- [Given records]:
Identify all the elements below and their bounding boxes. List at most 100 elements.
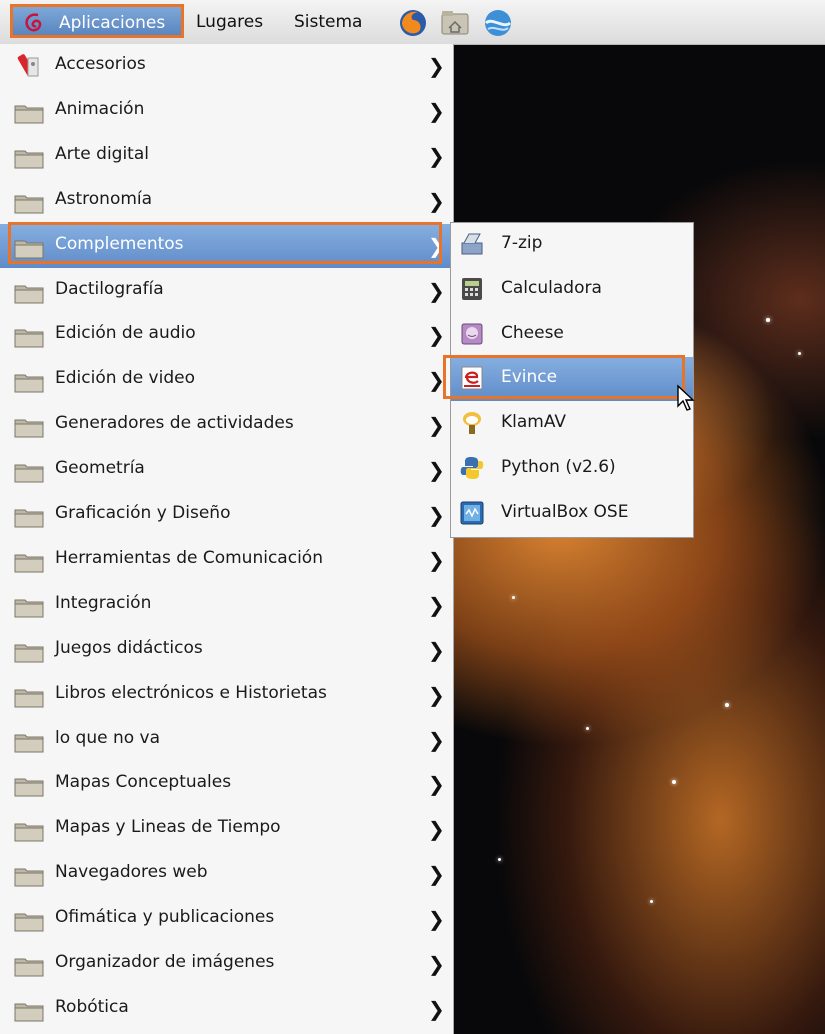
folder-icon bbox=[14, 240, 44, 259]
submenu-item[interactable]: Python (v2.6) bbox=[451, 447, 693, 491]
chevron-right-icon: ❯ bbox=[428, 233, 445, 258]
chevron-right-icon: ❯ bbox=[428, 637, 445, 662]
menu-item[interactable]: Graficación y Diseño ❯ bbox=[0, 493, 453, 537]
chevron-right-icon: ❯ bbox=[428, 727, 445, 752]
menu-item[interactable]: Accesorios ❯ bbox=[0, 44, 453, 88]
menu-item-label: Accesorios bbox=[55, 54, 146, 74]
folder-icon bbox=[14, 105, 44, 124]
menu-item-label: Dactilografía bbox=[55, 278, 164, 299]
submenu-item[interactable]: Evince bbox=[451, 357, 693, 402]
menu-item[interactable]: Libros electrónicos e Historietas ❯ bbox=[0, 673, 453, 717]
applications-menu-button[interactable]: Aplicaciones bbox=[10, 4, 184, 38]
menu-item-label: Robótica bbox=[55, 996, 129, 1017]
folder-icon bbox=[14, 1003, 44, 1022]
chevron-right-icon: ❯ bbox=[428, 907, 445, 932]
folder-icon bbox=[14, 868, 44, 887]
star bbox=[725, 703, 729, 707]
folder-icon bbox=[14, 285, 44, 303]
menu-item[interactable]: Dactilografía ❯ bbox=[0, 269, 453, 313]
menu-item-label: Generadores de actividades bbox=[55, 413, 294, 434]
folder-icon bbox=[14, 195, 44, 214]
menu-item[interactable]: Edición de video ❯ bbox=[0, 358, 453, 402]
folder-icon bbox=[14, 913, 44, 932]
folder-icon bbox=[14, 419, 44, 438]
chevron-right-icon: ❯ bbox=[428, 592, 445, 617]
menu-item-label: Edición de audio bbox=[55, 323, 196, 344]
menu-item[interactable]: Geometría ❯ bbox=[0, 448, 453, 492]
menu-item[interactable]: Animación ❯ bbox=[0, 89, 453, 133]
submenu-item-label: Evince bbox=[501, 367, 558, 388]
folder-icon bbox=[14, 329, 44, 348]
webcam-icon bbox=[461, 323, 483, 345]
submenu-item-label: 7-zip bbox=[501, 233, 543, 253]
menu-item[interactable]: Mapas y Lineas de Tiempo ❯ bbox=[0, 807, 453, 851]
menu-item[interactable]: Ofimática y publicaciones ❯ bbox=[0, 897, 453, 941]
menu-item-label: Arte digital bbox=[55, 143, 149, 164]
menu-item-label: Integración bbox=[55, 592, 152, 613]
chevron-right-icon: ❯ bbox=[428, 188, 445, 213]
menu-item-label: Herramientas de Comunicación bbox=[55, 547, 323, 568]
calculator-icon bbox=[462, 277, 482, 300]
menu-item-label: Graficación y Diseño bbox=[55, 503, 231, 523]
submenu-item-label: Python (v2.6) bbox=[501, 457, 616, 477]
folder-icon bbox=[14, 509, 44, 528]
menu-item[interactable]: Robótica ❯ bbox=[0, 987, 453, 1031]
network-icon[interactable] bbox=[482, 8, 514, 38]
menu-item[interactable]: Edición de audio ❯ bbox=[0, 313, 453, 357]
home-folder-icon[interactable] bbox=[440, 8, 470, 36]
menu-item[interactable]: Juegos didácticos ❯ bbox=[0, 628, 453, 672]
menu-item[interactable]: Arte digital ❯ bbox=[0, 134, 453, 178]
debian-logo-icon bbox=[25, 13, 42, 32]
menu-item[interactable]: Complementos ❯ bbox=[0, 223, 453, 268]
folder-icon bbox=[14, 374, 44, 393]
star bbox=[798, 352, 801, 355]
submenu-item[interactable]: 7-zip bbox=[451, 223, 693, 267]
menu-item[interactable]: Navegadores web ❯ bbox=[0, 852, 453, 896]
star bbox=[766, 318, 770, 322]
firefox-icon[interactable] bbox=[398, 8, 428, 38]
chevron-right-icon: ❯ bbox=[428, 682, 445, 707]
places-menu[interactable]: Lugares bbox=[196, 12, 263, 32]
submenu-item-label: VirtualBox OSE bbox=[501, 501, 629, 522]
chevron-right-icon: ❯ bbox=[428, 143, 445, 168]
submenu-item-label: KlamAV bbox=[501, 412, 567, 433]
menu-item[interactable]: lo que no va ❯ bbox=[0, 718, 453, 762]
menu-item-label: Geometría bbox=[55, 458, 145, 479]
star bbox=[586, 727, 589, 730]
menu-item[interactable]: Astronomía ❯ bbox=[0, 179, 453, 223]
system-menu[interactable]: Sistema bbox=[294, 12, 362, 32]
folder-icon bbox=[14, 689, 44, 708]
star bbox=[650, 900, 653, 903]
python-icon bbox=[460, 457, 484, 479]
chevron-right-icon: ❯ bbox=[428, 413, 445, 438]
menu-item[interactable]: Mapas Conceptuales ❯ bbox=[0, 762, 453, 806]
chevron-right-icon: ❯ bbox=[428, 368, 445, 393]
menu-item[interactable]: Organizador de imágenes ❯ bbox=[0, 942, 453, 986]
star bbox=[498, 858, 501, 861]
submenu-item[interactable]: Cheese bbox=[451, 313, 693, 357]
document-viewer-icon bbox=[461, 366, 483, 390]
chevron-right-icon: ❯ bbox=[428, 817, 445, 842]
menu-item[interactable]: Herramientas de Comunicación ❯ bbox=[0, 538, 453, 582]
submenu-item[interactable]: VirtualBox OSE bbox=[451, 492, 693, 536]
archive-icon bbox=[461, 233, 483, 255]
menu-item-label: Mapas y Lineas de Tiempo bbox=[55, 817, 281, 838]
submenu-item-label: Cheese bbox=[501, 322, 564, 343]
submenu-item[interactable]: Calculadora bbox=[451, 268, 693, 312]
menu-item[interactable]: Generadores de actividades ❯ bbox=[0, 403, 453, 447]
submenu-item[interactable]: KlamAV bbox=[451, 402, 693, 446]
chevron-right-icon: ❯ bbox=[428, 862, 445, 887]
chevron-right-icon: ❯ bbox=[428, 54, 445, 78]
chevron-right-icon: ❯ bbox=[428, 996, 445, 1021]
menu-item-label: Animación bbox=[55, 98, 145, 119]
chevron-right-icon: ❯ bbox=[428, 458, 445, 483]
chevron-right-icon: ❯ bbox=[428, 772, 445, 797]
folder-icon bbox=[14, 778, 44, 797]
folder-icon bbox=[14, 644, 44, 663]
applications-label: Aplicaciones bbox=[59, 13, 166, 33]
chevron-right-icon: ❯ bbox=[428, 503, 445, 527]
menu-item-label: Organizador de imágenes bbox=[55, 952, 275, 972]
submenu-item-label: Calculadora bbox=[501, 277, 602, 298]
menu-item[interactable]: Integración ❯ bbox=[0, 583, 453, 627]
menu-item-label: Astronomía bbox=[55, 188, 153, 209]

- [The task]:
In your answer, print the entries above exactly, with the pictures left out.

- [Final answer]:
Identify all the elements below and their bounding boxes. List at most 100 elements.
folder-icon bbox=[14, 240, 44, 259]
submenu-item[interactable]: Python (v2.6) bbox=[451, 447, 693, 491]
chevron-right-icon: ❯ bbox=[428, 233, 445, 258]
chevron-right-icon: ❯ bbox=[428, 637, 445, 662]
menu-item[interactable]: Graficación y Diseño ❯ bbox=[0, 493, 453, 537]
chevron-right-icon: ❯ bbox=[428, 727, 445, 752]
menu-item[interactable]: Accesorios ❯ bbox=[0, 44, 453, 88]
menu-item-label: Accesorios bbox=[55, 54, 146, 74]
folder-icon bbox=[14, 105, 44, 124]
menu-item-label: Dactilografía bbox=[55, 278, 164, 299]
submenu-item[interactable]: Evince bbox=[451, 357, 693, 402]
menu-item[interactable]: Libros electrónicos e Historietas ❯ bbox=[0, 673, 453, 717]
applications-menu-button[interactable]: Aplicaciones bbox=[10, 4, 184, 38]
menu-item-label: Robótica bbox=[55, 996, 129, 1017]
folder-icon bbox=[14, 1003, 44, 1022]
chevron-right-icon: ❯ bbox=[428, 907, 445, 932]
folder-icon bbox=[14, 868, 44, 887]
star bbox=[725, 703, 729, 707]
folder-icon bbox=[14, 285, 44, 303]
menu-item[interactable]: Dactilografía ❯ bbox=[0, 269, 453, 313]
menu-item-label: Generadores de actividades bbox=[55, 413, 294, 434]
folder-icon bbox=[14, 195, 44, 214]
menu-item[interactable]: Edición de video ❯ bbox=[0, 358, 453, 402]
folder-icon bbox=[14, 913, 44, 932]
folder-icon bbox=[14, 419, 44, 438]
chevron-right-icon: ❯ bbox=[428, 592, 445, 617]
menu-item-label: Edición de audio bbox=[55, 323, 196, 344]
menu-item[interactable]: Geometría ❯ bbox=[0, 448, 453, 492]
menu-item[interactable]: Animación ❯ bbox=[0, 89, 453, 133]
submenu-item-label: Evince bbox=[501, 367, 558, 388]
folder-icon bbox=[14, 329, 44, 348]
webcam-icon bbox=[461, 323, 483, 345]
submenu-item-label: 7-zip bbox=[501, 233, 543, 253]
menu-item[interactable]: Mapas y Lineas de Tiempo ❯ bbox=[0, 807, 453, 851]
menu-item[interactable]: Ofimática y publicaciones ❯ bbox=[0, 897, 453, 941]
menu-item-label: Arte digital bbox=[55, 143, 149, 164]
menu-item-label: Integración bbox=[55, 592, 152, 613]
chevron-right-icon: ❯ bbox=[428, 188, 445, 213]
menu-item-label: Herramientas de Comunicación bbox=[55, 547, 323, 568]
calculator-icon bbox=[462, 277, 482, 300]
menu-item-label: Graficación y Diseño bbox=[55, 503, 231, 523]
submenu-item-label: Python (v2.6) bbox=[501, 457, 616, 477]
folder-icon bbox=[14, 509, 44, 528]
menu-item[interactable]: Robótica ❯ bbox=[0, 987, 453, 1031]
network-icon[interactable] bbox=[482, 8, 514, 38]
menu-item[interactable]: Edición de audio ❯ bbox=[0, 313, 453, 357]
home-folder-icon[interactable] bbox=[440, 8, 470, 36]
menu-item[interactable]: Juegos didácticos ❯ bbox=[0, 628, 453, 672]
menu-item[interactable]: Arte digital ❯ bbox=[0, 134, 453, 178]
debian-logo-icon bbox=[25, 13, 42, 32]
menu-item[interactable]: Complementos ❯ bbox=[0, 223, 453, 268]
folder-icon bbox=[14, 374, 44, 393]
star bbox=[798, 352, 801, 355]
submenu-item[interactable]: 7-zip bbox=[451, 223, 693, 267]
menu-item[interactable]: Navegadores web ❯ bbox=[0, 852, 453, 896]
star bbox=[766, 318, 770, 322]
firefox-icon[interactable] bbox=[398, 8, 428, 38]
chevron-right-icon: ❯ bbox=[428, 682, 445, 707]
places-menu[interactable]: Lugares bbox=[196, 12, 263, 32]
submenu-item-label: VirtualBox OSE bbox=[501, 501, 629, 522]
chevron-right-icon: ❯ bbox=[428, 143, 445, 168]
submenu-item-label: KlamAV bbox=[501, 412, 567, 433]
menu-item[interactable]: lo que no va ❯ bbox=[0, 718, 453, 762]
menu-item-label: Geometría bbox=[55, 458, 145, 479]
star bbox=[586, 727, 589, 730]
menu-item[interactable]: Astronomía ❯ bbox=[0, 179, 453, 223]
system-menu[interactable]: Sistema bbox=[294, 12, 362, 32]
folder-icon bbox=[14, 689, 44, 708]
star bbox=[650, 900, 653, 903]
python-icon bbox=[460, 457, 484, 479]
chevron-right-icon: ❯ bbox=[428, 413, 445, 438]
menu-item[interactable]: Mapas Conceptuales ❯ bbox=[0, 762, 453, 806]
chevron-right-icon: ❯ bbox=[428, 368, 445, 393]
menu-item[interactable]: Organizador de imágenes ❯ bbox=[0, 942, 453, 986]
star bbox=[498, 858, 501, 861]
submenu-item[interactable]: Cheese bbox=[451, 313, 693, 357]
document-viewer-icon bbox=[461, 366, 483, 390]
chevron-right-icon: ❯ bbox=[428, 817, 445, 842]
menu-item[interactable]: Herramientas de Comunicación ❯ bbox=[0, 538, 453, 582]
submenu-item[interactable]: VirtualBox OSE bbox=[451, 492, 693, 536]
archive-icon bbox=[461, 233, 483, 255]
menu-item-label: Mapas y Lineas de Tiempo bbox=[55, 817, 281, 838]
submenu-item-label: Cheese bbox=[501, 322, 564, 343]
submenu-item[interactable]: Calculadora bbox=[451, 268, 693, 312]
menu-item[interactable]: Generadores de actividades ❯ bbox=[0, 403, 453, 447]
submenu-item[interactable]: KlamAV bbox=[451, 402, 693, 446]
chevron-right-icon: ❯ bbox=[428, 862, 445, 887]
chevron-right-icon: ❯ bbox=[428, 54, 445, 78]
chevron-right-icon: ❯ bbox=[428, 996, 445, 1021]
menu-item-label: Animación bbox=[55, 98, 145, 119]
chevron-right-icon: ❯ bbox=[428, 458, 445, 483]
chevron-right-icon: ❯ bbox=[428, 772, 445, 797]
folder-icon bbox=[14, 778, 44, 797]
folder-icon bbox=[14, 644, 44, 663]
applications-label: Aplicaciones bbox=[59, 13, 166, 33]
chevron-right-icon: ❯ bbox=[428, 503, 445, 527]
menu-item-label: Organizador de imágenes bbox=[55, 952, 275, 972]
submenu-item-label: Calculadora bbox=[501, 277, 602, 298]
menu-item[interactable]: Integración ❯ bbox=[0, 583, 453, 627]
menu-item-label: Astronomía bbox=[55, 188, 153, 209]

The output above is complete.